Another example can be an exit of a triangular configuration such as the below. The market has broken its descending support outlined with the green upwards pointing arrows, then tried coming back but found resistance at the same descending support line which is now resistance, to finally continue the drop. This is a perfect example of a pull-back.
The idea of the strategy is to apply this method on the famous technical indicator, the Relative Strength Index. It will be easier to code as we have objective barriers already which we call oversold and overbought levels.
An oversold level is typically below 30 and refers to a state of the market where selling activity was a bit extreme. Therefore, whenever the RSI surpasses the 30 level after being below it, and then retraces back close to it, a bullish signal is generated.
An overbought level is typically above 70 and refers to a state of the market where buying activity was a bit extreme. Therefore, whenever the RSI breaks the 70 level after being above it, and then retraces back close to it, a bearish signal is generated.
Basically, we will be applying the exact same pull-back method on the Relative Strength Index and using the signals as directional confirmation.
lookback = 13
upper_barrier = 70
lower_barrier = 30
margin = 2
def signal(Data, rsi_column, buy, sell):
Data = adder(Data, 20)

> _Information shown_

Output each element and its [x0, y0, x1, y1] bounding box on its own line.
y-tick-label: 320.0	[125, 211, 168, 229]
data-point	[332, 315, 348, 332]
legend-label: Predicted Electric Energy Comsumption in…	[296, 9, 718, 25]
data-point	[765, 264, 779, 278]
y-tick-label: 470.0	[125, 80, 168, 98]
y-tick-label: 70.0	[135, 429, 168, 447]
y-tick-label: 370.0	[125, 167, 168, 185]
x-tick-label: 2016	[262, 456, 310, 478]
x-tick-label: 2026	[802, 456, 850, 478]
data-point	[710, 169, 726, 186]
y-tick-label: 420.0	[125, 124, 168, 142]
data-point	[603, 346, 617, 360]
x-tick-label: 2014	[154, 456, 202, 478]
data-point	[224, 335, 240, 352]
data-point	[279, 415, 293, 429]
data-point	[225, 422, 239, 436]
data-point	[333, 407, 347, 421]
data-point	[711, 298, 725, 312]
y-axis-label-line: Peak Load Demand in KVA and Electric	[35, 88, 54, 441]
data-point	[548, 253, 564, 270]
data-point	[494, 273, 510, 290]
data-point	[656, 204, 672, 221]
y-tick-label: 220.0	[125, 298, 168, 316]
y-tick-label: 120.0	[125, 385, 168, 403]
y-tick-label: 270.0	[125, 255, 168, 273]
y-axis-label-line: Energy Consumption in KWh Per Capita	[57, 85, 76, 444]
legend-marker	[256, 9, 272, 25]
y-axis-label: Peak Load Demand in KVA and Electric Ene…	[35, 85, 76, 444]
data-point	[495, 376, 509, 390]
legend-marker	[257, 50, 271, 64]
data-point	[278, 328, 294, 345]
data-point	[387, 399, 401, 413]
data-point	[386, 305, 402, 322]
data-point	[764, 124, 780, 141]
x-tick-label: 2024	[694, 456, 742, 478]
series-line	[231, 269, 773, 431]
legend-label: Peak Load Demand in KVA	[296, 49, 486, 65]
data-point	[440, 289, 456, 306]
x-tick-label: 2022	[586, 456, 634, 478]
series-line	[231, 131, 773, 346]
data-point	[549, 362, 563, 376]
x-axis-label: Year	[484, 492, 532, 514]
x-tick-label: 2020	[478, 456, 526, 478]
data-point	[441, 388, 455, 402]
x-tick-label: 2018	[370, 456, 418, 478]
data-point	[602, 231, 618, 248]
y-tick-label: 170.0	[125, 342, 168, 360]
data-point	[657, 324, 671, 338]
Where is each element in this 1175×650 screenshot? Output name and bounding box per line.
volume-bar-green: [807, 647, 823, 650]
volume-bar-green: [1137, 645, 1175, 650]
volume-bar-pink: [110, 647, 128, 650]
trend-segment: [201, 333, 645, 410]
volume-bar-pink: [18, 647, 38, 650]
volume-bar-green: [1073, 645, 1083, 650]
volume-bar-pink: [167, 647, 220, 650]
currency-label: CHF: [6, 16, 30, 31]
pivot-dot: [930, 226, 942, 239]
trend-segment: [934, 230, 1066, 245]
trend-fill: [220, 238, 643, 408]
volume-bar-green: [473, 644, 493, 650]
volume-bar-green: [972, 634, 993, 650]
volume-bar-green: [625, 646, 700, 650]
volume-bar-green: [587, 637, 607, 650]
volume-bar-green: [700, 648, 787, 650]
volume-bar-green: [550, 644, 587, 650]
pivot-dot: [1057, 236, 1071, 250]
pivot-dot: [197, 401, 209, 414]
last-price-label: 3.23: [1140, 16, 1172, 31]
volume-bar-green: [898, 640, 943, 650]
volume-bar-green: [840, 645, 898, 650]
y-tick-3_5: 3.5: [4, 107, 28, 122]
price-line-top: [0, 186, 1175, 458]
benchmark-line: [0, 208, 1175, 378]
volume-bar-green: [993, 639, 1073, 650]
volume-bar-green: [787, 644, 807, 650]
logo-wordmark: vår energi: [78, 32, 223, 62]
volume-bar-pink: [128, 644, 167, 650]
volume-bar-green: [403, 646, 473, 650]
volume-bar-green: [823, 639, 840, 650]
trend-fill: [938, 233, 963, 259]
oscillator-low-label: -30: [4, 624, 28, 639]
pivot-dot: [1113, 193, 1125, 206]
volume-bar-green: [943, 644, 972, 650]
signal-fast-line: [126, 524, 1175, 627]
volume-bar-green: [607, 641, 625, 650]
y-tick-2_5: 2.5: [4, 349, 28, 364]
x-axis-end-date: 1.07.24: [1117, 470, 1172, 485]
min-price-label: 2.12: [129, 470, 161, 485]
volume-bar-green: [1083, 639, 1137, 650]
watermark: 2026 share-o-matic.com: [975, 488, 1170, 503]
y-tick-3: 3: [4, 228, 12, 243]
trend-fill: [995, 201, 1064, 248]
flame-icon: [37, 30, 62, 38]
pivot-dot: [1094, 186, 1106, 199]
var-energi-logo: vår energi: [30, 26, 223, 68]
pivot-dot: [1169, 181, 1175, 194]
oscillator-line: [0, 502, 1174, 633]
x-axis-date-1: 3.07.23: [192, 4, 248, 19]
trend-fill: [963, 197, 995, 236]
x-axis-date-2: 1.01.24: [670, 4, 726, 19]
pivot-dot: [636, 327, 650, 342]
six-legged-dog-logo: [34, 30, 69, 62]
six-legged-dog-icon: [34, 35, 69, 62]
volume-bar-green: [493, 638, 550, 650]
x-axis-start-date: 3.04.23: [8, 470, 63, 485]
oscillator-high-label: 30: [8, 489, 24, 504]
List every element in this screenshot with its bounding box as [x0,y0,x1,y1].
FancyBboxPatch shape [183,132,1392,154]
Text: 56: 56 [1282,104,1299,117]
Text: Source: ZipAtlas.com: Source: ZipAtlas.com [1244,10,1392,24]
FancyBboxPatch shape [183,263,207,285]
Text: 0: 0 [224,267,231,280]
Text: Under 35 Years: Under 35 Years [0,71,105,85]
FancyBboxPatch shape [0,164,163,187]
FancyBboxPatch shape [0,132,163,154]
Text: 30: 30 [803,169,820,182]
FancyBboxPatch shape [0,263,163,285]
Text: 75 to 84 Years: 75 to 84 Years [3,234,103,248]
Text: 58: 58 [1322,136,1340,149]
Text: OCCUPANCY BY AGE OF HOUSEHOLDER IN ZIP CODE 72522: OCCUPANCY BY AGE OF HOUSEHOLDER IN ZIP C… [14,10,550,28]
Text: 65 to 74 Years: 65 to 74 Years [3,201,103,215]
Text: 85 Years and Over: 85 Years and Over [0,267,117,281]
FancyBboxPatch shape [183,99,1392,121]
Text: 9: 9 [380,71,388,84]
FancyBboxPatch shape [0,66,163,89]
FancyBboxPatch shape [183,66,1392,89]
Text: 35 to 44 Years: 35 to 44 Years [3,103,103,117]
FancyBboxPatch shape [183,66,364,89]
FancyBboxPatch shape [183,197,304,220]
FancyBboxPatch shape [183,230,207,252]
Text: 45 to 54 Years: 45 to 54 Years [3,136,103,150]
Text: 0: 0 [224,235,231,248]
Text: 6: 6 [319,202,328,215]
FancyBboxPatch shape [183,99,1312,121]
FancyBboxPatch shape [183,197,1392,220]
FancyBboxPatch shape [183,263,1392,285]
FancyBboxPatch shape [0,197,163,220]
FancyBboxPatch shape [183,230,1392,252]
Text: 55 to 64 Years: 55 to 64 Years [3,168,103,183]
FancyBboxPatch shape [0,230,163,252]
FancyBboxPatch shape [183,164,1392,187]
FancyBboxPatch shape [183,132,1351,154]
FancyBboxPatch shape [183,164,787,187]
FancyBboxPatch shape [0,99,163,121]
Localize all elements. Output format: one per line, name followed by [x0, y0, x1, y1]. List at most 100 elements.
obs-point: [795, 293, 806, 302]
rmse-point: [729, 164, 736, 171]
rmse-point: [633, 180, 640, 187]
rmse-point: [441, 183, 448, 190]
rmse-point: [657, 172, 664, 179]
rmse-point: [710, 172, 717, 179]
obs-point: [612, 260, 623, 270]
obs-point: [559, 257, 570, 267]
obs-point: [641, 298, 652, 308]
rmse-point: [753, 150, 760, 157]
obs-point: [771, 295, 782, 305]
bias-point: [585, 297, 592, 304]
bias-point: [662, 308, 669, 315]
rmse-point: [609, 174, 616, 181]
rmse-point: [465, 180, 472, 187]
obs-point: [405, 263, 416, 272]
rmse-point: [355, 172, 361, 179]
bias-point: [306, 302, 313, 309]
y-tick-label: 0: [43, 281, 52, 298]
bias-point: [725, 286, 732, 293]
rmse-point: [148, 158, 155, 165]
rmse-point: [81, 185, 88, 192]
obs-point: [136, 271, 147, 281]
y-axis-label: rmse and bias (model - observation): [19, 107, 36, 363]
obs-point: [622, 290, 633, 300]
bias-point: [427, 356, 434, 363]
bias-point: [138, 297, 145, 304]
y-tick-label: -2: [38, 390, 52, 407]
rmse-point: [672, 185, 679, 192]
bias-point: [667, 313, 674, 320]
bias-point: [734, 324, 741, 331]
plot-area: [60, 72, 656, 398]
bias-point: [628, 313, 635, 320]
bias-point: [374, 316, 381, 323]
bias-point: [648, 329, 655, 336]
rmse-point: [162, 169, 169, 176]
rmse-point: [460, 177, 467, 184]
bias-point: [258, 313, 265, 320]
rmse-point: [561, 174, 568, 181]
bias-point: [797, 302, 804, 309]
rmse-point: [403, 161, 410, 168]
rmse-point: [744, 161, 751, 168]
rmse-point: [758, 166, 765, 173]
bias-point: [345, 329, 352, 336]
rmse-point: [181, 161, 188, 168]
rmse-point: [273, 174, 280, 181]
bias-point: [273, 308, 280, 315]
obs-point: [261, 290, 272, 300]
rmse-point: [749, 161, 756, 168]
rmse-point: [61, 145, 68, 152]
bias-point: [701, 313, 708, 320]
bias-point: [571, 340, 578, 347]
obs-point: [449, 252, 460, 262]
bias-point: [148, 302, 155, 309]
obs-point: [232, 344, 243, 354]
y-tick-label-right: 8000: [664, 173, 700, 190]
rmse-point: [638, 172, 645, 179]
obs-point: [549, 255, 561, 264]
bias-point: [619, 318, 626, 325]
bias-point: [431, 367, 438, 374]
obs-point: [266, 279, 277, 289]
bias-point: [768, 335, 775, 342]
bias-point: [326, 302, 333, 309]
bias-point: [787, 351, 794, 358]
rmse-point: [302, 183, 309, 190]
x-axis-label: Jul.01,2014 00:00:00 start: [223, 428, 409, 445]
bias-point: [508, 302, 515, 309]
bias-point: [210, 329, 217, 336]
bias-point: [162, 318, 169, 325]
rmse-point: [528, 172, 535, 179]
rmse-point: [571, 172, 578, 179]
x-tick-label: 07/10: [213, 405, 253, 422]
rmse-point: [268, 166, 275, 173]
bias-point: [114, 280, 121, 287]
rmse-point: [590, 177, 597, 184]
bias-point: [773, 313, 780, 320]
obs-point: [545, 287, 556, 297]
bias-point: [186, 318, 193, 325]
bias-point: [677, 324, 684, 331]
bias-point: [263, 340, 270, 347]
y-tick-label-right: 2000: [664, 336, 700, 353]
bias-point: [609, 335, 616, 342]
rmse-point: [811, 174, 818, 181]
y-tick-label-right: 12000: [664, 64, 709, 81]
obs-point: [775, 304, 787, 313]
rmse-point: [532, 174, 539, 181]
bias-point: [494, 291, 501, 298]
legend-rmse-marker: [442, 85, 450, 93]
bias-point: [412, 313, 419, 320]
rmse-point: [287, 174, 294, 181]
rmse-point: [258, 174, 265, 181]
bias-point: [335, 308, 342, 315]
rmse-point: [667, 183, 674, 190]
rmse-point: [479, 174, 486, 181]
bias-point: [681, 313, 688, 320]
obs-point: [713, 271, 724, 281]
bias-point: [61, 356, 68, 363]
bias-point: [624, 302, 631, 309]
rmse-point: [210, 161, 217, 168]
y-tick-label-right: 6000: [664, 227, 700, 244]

> _Study questions_
1 > Could you duplicate the part of the RSI pull-back passage that opens with the words containing "An overbought level" and closes with "as directional confirmation."?
2 > Does the RSI pull-back passage support each statement below? Answer yes or no, quoting the exact words that decide it.
(a) An overbought level is typically above 70.
(b) The margin is set to 5.
(c) The lookback is set to 13.

> _Responses per task_
1 >
An overbought level is typically above 70 and refers to a state of the market where buying activity was a bit extreme. Therefore, whenever the RSI breaks the 70 level after being above it, and then retraces back close to it, a bearish signal is generated.
Basically, we will be applying the exact same pull-back method on the Relative Strength Index and using the signals as directional confirmation.

2 >
(a) Yes: "An overbought level is typically above 70"
(b) No: "margin = 2"
(c) Yes: "lookback = 13"